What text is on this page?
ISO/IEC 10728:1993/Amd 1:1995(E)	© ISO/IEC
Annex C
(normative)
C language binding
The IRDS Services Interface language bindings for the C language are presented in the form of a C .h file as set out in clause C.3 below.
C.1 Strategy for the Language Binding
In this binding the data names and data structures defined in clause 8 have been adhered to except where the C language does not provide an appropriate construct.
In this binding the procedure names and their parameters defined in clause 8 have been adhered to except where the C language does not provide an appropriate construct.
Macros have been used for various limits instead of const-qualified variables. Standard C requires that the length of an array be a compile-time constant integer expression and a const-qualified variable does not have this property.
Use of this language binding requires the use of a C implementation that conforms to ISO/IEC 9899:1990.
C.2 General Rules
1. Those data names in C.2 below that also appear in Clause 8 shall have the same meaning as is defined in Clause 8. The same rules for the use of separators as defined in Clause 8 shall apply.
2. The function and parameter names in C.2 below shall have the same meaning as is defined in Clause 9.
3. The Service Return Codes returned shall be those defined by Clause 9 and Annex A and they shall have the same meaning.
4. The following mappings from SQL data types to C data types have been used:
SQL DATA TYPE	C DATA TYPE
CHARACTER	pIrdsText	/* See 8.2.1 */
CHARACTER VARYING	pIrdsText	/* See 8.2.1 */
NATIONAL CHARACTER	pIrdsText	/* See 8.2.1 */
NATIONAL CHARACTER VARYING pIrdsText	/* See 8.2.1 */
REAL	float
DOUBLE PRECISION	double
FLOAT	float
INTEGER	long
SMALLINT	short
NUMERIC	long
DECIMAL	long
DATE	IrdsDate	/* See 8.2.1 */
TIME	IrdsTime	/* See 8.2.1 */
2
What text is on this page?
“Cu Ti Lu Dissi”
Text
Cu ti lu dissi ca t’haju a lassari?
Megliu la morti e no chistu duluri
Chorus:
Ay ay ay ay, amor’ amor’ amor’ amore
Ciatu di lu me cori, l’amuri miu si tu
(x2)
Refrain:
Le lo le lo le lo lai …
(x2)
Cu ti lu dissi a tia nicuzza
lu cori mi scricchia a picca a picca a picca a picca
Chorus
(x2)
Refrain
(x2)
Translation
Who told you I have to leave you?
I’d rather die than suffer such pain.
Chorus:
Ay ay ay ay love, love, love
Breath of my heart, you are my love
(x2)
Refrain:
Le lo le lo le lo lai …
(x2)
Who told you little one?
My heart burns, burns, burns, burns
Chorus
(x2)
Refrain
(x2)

* * * * * * * * *

[OBJECTIVE]
Copy all lines from the material that include "love".

[OUTPUT BELOW]
Ay ay ay ay love, love, love
Breath of my heart, you are my love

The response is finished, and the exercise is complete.